# PASSAGE GIVEN
* start *

With NumPy arrays: In machine learning and AI applications, data (e.g., images, neural network weights, text documents) are typically represented as data structures containing NumPy arrays. When using NumPy arrays, the speedups are impressive.

The fact that the Ray bars for deserialization are barely visible is not a mistake. This is a consequence of the support for zero-copy reads (the savings largely come from the lack of memory movement).

Note that the biggest wins are with deserialization. The speedups here are multiple orders of magnitude and get better as the NumPy arrays get larger (thanks to design goals 1, 3, and 4). Making deserialization fast is important for two reasons. First, an object may be serialized once and then deserialized many times (e.g., an object that is broadcast to all workers). Second, a common pattern is for many objects to be serialized in parallel and then aggregated and deserialized one at a time on a single worker making deserialization the bottleneck.

Without NumPy arrays: When using regular Python objects, for which we cannot take advantage of shared memory, the results are comparable to pickle.

These are just a few examples of interesting Python objects. The most important case is the case where NumPy arrays are nested within other objects. Note that our serialization library works with very general Python types including custom Python classes and deeply nested objects.

The API

The serialization library can be used directly through pyarrow as follows. More documentation is available here.

x = [(1, 2), 'hello', 3, 4, np.array([5.0, 6.0])]
serialized_x = pyarrow.serialize(x).to_buffer()
deserialized_x = pyarrow.deserialize(serialized_x)

It can be used directly through the Ray API as follows.

* end *

# WORK TO DO
A) According to the serialization passage, why are the Ray bars for deserialization barely visible?
B) Reproduce the part of the serialization passage that opens with the words containing "These are just" and closes with "API as follows.".
Rely only on the serialization passage to do this work.

# RAW RECORDS
* start *

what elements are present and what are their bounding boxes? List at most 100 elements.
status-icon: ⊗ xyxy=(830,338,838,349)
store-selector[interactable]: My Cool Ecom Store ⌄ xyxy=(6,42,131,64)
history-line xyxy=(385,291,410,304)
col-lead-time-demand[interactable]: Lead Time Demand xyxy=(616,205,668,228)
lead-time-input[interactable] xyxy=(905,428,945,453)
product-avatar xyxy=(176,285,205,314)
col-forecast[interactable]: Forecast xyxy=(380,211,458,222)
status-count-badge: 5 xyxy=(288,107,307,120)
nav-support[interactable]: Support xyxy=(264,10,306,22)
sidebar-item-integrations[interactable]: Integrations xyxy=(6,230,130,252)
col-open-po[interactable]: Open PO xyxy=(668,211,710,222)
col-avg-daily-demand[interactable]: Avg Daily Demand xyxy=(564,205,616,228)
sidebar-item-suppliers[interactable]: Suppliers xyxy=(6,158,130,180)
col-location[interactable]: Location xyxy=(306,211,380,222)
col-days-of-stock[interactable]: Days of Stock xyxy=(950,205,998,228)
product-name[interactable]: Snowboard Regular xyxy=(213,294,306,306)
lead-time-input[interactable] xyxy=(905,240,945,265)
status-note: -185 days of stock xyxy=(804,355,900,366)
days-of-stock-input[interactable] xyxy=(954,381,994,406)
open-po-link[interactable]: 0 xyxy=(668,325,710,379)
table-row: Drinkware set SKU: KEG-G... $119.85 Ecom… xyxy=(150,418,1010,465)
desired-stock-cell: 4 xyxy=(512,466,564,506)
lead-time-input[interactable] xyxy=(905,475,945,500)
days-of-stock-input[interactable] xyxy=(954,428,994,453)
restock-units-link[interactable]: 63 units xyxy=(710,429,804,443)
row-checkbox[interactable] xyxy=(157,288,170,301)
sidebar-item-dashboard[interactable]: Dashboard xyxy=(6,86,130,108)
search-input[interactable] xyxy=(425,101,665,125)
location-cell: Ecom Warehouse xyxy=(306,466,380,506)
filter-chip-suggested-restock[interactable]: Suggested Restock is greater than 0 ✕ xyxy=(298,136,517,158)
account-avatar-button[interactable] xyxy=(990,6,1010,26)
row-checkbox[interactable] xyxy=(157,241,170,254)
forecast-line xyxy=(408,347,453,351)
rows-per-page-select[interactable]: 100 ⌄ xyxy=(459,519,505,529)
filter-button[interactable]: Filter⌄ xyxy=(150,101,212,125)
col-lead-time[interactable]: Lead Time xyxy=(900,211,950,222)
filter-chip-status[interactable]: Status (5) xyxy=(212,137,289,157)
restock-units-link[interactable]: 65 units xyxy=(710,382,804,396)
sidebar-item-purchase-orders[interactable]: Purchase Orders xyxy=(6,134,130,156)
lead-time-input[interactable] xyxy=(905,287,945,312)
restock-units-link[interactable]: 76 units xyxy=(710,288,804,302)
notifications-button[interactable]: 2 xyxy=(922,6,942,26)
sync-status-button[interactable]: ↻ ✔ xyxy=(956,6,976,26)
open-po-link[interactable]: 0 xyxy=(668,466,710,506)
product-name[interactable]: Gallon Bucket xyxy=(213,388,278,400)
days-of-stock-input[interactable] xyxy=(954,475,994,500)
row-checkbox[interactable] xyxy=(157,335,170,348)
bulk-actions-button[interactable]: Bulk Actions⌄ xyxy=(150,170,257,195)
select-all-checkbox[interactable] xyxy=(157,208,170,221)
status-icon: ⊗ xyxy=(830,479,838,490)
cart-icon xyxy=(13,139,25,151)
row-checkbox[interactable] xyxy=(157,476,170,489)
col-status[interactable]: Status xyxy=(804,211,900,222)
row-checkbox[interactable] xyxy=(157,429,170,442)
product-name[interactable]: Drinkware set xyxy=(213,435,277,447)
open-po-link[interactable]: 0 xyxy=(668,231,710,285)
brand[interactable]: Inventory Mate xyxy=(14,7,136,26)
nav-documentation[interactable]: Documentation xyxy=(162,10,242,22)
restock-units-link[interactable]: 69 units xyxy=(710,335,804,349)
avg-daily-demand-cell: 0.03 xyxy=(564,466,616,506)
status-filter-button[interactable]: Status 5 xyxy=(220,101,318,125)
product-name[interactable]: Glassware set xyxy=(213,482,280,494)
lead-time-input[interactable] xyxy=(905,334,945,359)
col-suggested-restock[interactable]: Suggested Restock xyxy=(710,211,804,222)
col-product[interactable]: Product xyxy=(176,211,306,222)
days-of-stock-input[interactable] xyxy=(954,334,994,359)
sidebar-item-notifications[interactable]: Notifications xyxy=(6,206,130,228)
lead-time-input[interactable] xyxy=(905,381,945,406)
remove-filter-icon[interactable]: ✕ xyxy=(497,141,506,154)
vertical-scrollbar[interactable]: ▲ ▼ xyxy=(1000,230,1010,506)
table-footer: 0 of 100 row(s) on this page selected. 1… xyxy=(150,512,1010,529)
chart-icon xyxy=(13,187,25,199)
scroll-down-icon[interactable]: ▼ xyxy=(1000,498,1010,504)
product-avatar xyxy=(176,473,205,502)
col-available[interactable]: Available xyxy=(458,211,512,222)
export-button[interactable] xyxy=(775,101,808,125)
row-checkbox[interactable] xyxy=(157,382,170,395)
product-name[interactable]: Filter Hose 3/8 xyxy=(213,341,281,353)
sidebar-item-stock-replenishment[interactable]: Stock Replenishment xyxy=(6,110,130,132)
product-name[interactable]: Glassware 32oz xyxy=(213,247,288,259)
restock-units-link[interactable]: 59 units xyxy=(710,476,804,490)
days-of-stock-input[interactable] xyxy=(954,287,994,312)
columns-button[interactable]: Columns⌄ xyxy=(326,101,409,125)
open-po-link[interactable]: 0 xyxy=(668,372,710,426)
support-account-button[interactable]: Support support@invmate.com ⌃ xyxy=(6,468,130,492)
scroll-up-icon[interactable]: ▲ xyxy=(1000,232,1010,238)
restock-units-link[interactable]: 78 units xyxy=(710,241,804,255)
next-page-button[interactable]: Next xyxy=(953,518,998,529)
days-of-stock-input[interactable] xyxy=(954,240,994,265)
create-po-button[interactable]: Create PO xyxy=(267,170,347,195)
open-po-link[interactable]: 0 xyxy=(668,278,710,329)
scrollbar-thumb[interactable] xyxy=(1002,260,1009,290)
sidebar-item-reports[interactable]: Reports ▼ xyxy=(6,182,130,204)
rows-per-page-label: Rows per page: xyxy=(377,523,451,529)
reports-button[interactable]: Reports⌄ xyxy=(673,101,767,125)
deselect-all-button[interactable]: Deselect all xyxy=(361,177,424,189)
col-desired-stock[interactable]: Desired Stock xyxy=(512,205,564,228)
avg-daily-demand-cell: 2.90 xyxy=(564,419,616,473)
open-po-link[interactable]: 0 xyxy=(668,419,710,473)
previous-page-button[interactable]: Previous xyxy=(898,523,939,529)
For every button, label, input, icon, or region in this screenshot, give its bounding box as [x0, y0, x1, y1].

* end *
* start *

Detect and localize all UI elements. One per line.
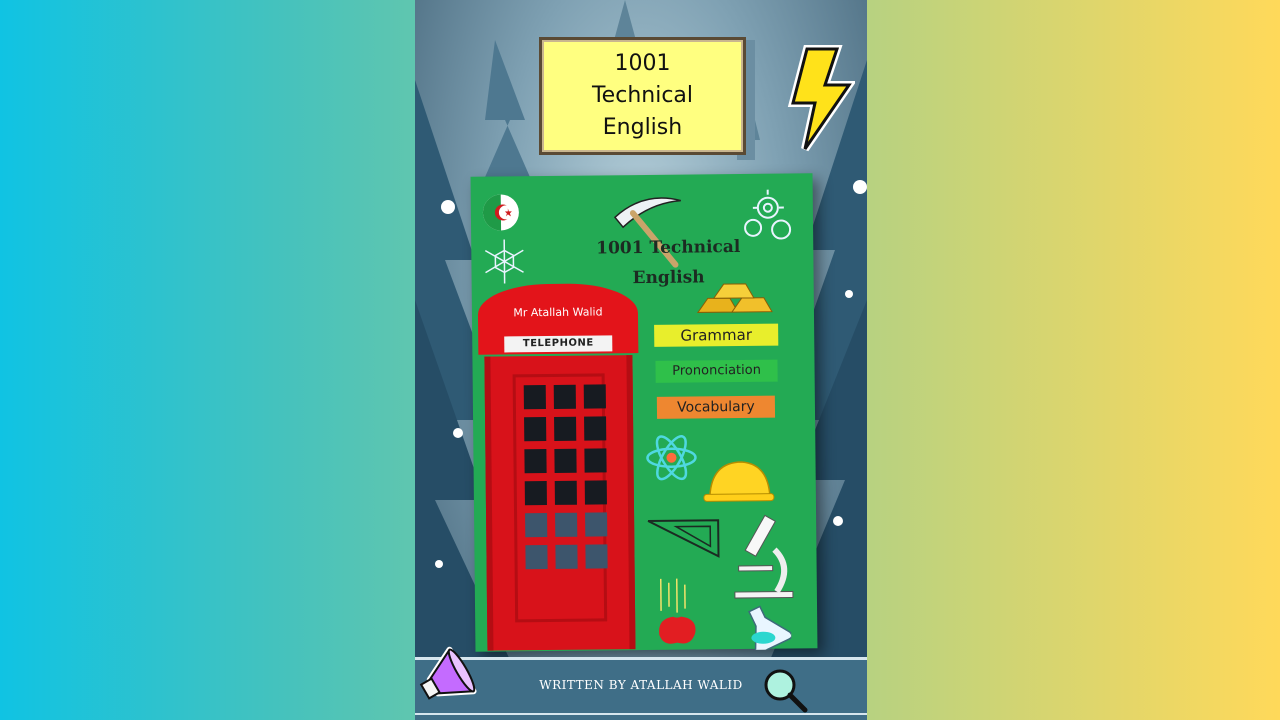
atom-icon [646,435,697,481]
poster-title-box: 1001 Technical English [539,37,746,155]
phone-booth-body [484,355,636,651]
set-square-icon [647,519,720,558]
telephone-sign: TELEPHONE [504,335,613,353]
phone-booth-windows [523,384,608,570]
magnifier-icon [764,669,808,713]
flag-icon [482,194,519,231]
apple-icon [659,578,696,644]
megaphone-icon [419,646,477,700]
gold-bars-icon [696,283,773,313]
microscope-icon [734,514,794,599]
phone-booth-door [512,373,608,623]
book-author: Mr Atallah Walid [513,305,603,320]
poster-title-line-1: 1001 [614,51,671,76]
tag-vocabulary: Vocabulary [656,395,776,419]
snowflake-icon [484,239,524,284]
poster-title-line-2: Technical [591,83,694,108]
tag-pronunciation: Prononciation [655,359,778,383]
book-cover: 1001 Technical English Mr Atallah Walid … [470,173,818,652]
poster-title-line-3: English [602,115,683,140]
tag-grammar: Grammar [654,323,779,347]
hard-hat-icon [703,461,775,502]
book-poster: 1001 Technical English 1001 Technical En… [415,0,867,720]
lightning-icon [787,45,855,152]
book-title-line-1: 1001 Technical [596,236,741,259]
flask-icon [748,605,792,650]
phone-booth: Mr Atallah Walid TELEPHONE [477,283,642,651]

* end *
* start *

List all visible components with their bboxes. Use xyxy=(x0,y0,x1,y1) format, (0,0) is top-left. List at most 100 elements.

* end *

# SOLUTIONS FOR EACH TASK
A) This results from the support for zero-copy reads; the savings come largely from the lack of memory movement.

B)
These are just a few examples of interesting Python objects. The most important case is the case where NumPy arrays are nested within other objects. Note that our serialization library works with very general Python types including custom Python classes and deeply nested objects.

The API

The serialization library can be used directly through pyarrow as follows. More documentation is available here.

x = [(1, 2), 'hello', 3, 4, np.array([5.0, 6.0])]
serialized_x = pyarrow.serialize(x).to_buffer()
deserialized_x = pyarrow.deserialize(serialized_x)

It can be used directly through the Ray API as follows.